■ Data items:
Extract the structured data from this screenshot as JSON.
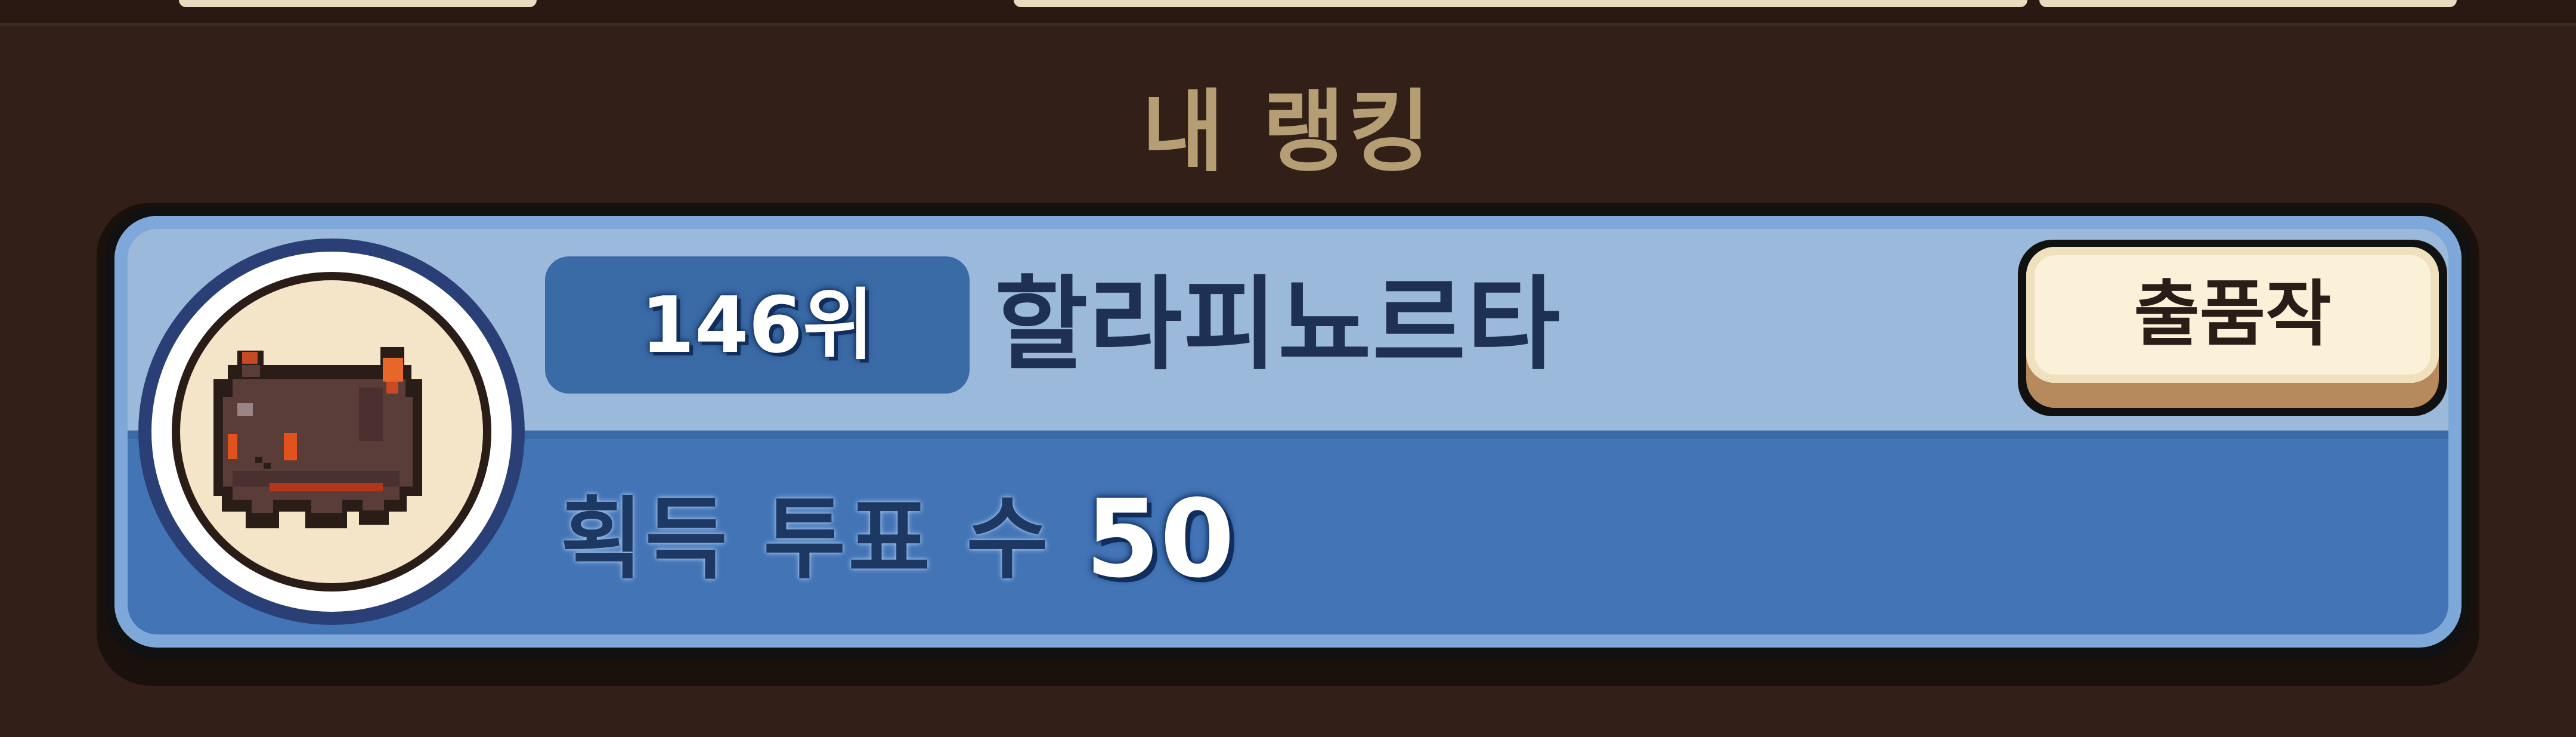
{
  "section": {
    "title": "내 랭킹"
  },
  "my_rank": {
    "rank_label": "146위",
    "name": "할라피뇨르타",
    "entry_button_label": "출품작",
    "votes_label": "획득 투표 수",
    "votes_value": "50",
    "avatar_icon": "pixel-cat-avatar-icon"
  },
  "colors": {
    "background": "#321f18",
    "title": "#b59d74",
    "card_upper": "#9bbadb",
    "card_lower": "#4274b6",
    "rank_badge": "#3b6ba6",
    "entry_button": "#fbf1d9"
  }
}
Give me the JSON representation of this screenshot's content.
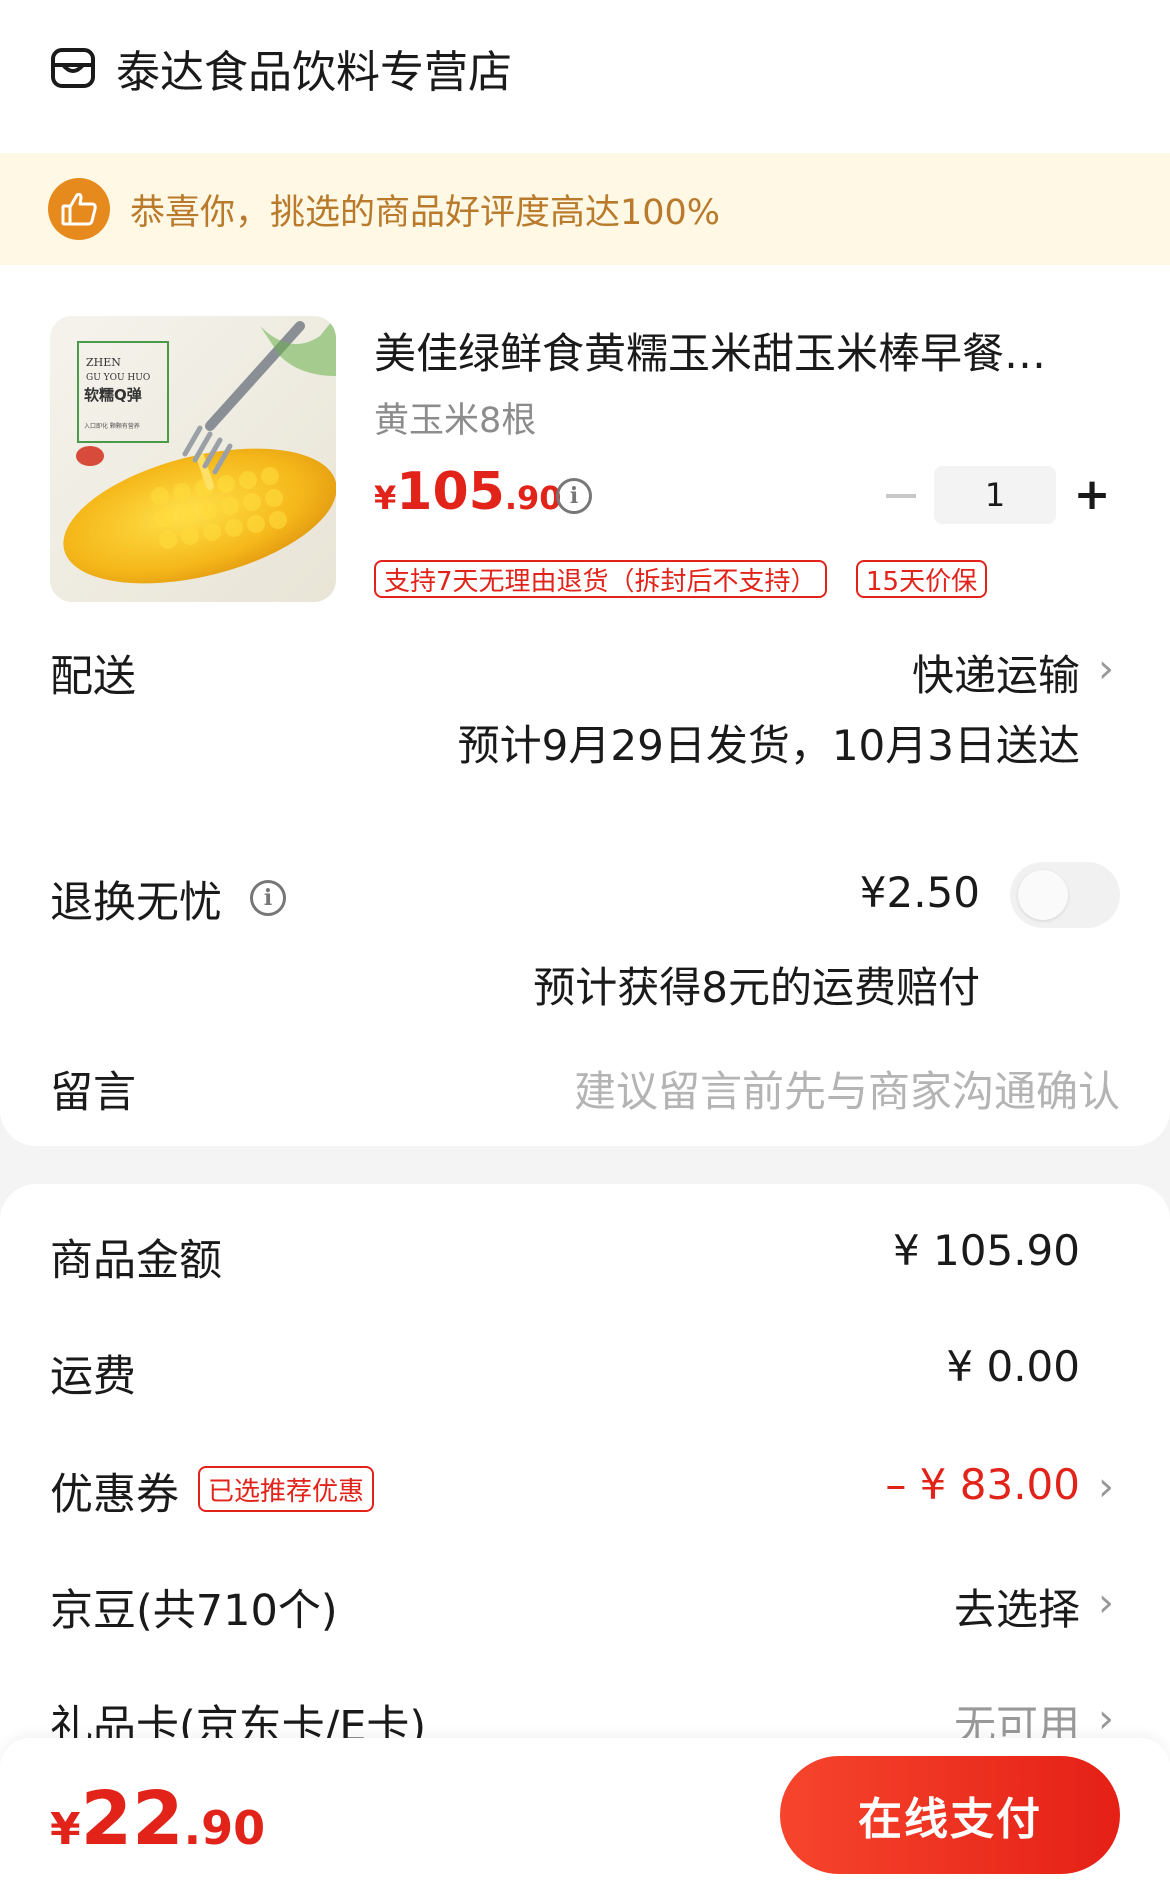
{
  "store": {
    "name": "泰达食品饮料专营店",
    "icon": "store-icon"
  },
  "rating_banner": {
    "text": "恭喜你，挑选的商品好评度高达100%",
    "icon": "thumbs-up-icon",
    "bg": "#fff8e4",
    "text_color": "#b97a2c"
  },
  "product": {
    "title": "美佳绿鲜食黄糯玉米甜玉米棒早餐…",
    "spec": "黄玉米8根",
    "price_symbol": "¥",
    "price_int": "105",
    "price_dec": ".90",
    "quantity": "1",
    "tags": [
      "支持7天无理由退货（拆封后不支持）",
      "15天价保"
    ],
    "image_text": {
      "line1": "ZHEN",
      "line2": "GU YOU HUO",
      "line3": "软糯Q弹",
      "line4": "入口即化 颗颗有营养"
    }
  },
  "delivery": {
    "label": "配送",
    "method": "快递运输",
    "estimate": "预计9月29日发货，10月3日送达"
  },
  "return_service": {
    "label": "退换无忧",
    "price": "¥2.50",
    "note": "预计获得8元的运费赔付",
    "enabled": false
  },
  "message": {
    "label": "留言",
    "placeholder": "建议留言前先与商家沟通确认"
  },
  "summary": {
    "goods_label": "商品金额",
    "goods_value": "¥ 105.90",
    "shipping_label": "运费",
    "shipping_value": "¥ 0.00",
    "coupon_label": "优惠券",
    "coupon_badge": "已选推荐优惠",
    "coupon_value": "– ¥ 83.00",
    "jingdou_label": "京豆(共710个)",
    "jingdou_value": "去选择",
    "giftcard_label": "礼品卡(京东卡/E卡)",
    "giftcard_value": "无可用"
  },
  "footer": {
    "total_symbol": "¥",
    "total_int": "22",
    "total_dec": ".90",
    "pay_label": "在线支付"
  },
  "colors": {
    "accent": "#e2231a",
    "pay_button": "#f0382a"
  }
}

■ GIVEN TASK:
All of the records need repeating exactly, except for the pictures.

■ EXERCISE SOLUTION:
Extract the structured data from this screenshot as JSON.
{
  "section": {
    "title": "내 랭킹"
  },
  "my_rank": {
    "rank_label": "146위",
    "name": "할라피뇨르타",
    "entry_button_label": "출품작",
    "votes_label": "획득 투표 수",
    "votes_value": "50",
    "avatar_icon": "pixel-cat-avatar-icon"
  },
  "colors": {
    "background": "#321f18",
    "title": "#b59d74",
    "card_upper": "#9bbadb",
    "card_lower": "#4274b6",
    "rank_badge": "#3b6ba6",
    "entry_button": "#fbf1d9"
  }
}
Give me the JSON representation of this screenshot's content.
{
  "store": {
    "name": "泰达食品饮料专营店",
    "icon": "store-icon"
  },
  "rating_banner": {
    "text": "恭喜你，挑选的商品好评度高达100%",
    "icon": "thumbs-up-icon",
    "bg": "#fff8e4",
    "text_color": "#b97a2c"
  },
  "product": {
    "title": "美佳绿鲜食黄糯玉米甜玉米棒早餐…",
    "spec": "黄玉米8根",
    "price_symbol": "¥",
    "price_int": "105",
    "price_dec": ".90",
    "quantity": "1",
    "tags": [
      "支持7天无理由退货（拆封后不支持）",
      "15天价保"
    ],
    "image_text": {
      "line1": "ZHEN",
      "line2": "GU YOU HUO",
      "line3": "软糯Q弹",
      "line4": "入口即化 颗颗有营养"
    }
  },
  "delivery": {
    "label": "配送",
    "method": "快递运输",
    "estimate": "预计9月29日发货，10月3日送达"
  },
  "return_service": {
    "label": "退换无忧",
    "price": "¥2.50",
    "note": "预计获得8元的运费赔付",
    "enabled": false
  },
  "message": {
    "label": "留言",
    "placeholder": "建议留言前先与商家沟通确认"
  },
  "summary": {
    "goods_label": "商品金额",
    "goods_value": "¥ 105.90",
    "shipping_label": "运费",
    "shipping_value": "¥ 0.00",
    "coupon_label": "优惠券",
    "coupon_badge": "已选推荐优惠",
    "coupon_value": "– ¥ 83.00",
    "jingdou_label": "京豆(共710个)",
    "jingdou_value": "去选择",
    "giftcard_label": "礼品卡(京东卡/E卡)",
    "giftcard_value": "无可用"
  },
  "footer": {
    "total_symbol": "¥",
    "total_int": "22",
    "total_dec": ".90",
    "pay_label": "在线支付"
  },
  "colors": {
    "accent": "#e2231a",
    "pay_button": "#f0382a"
  }
}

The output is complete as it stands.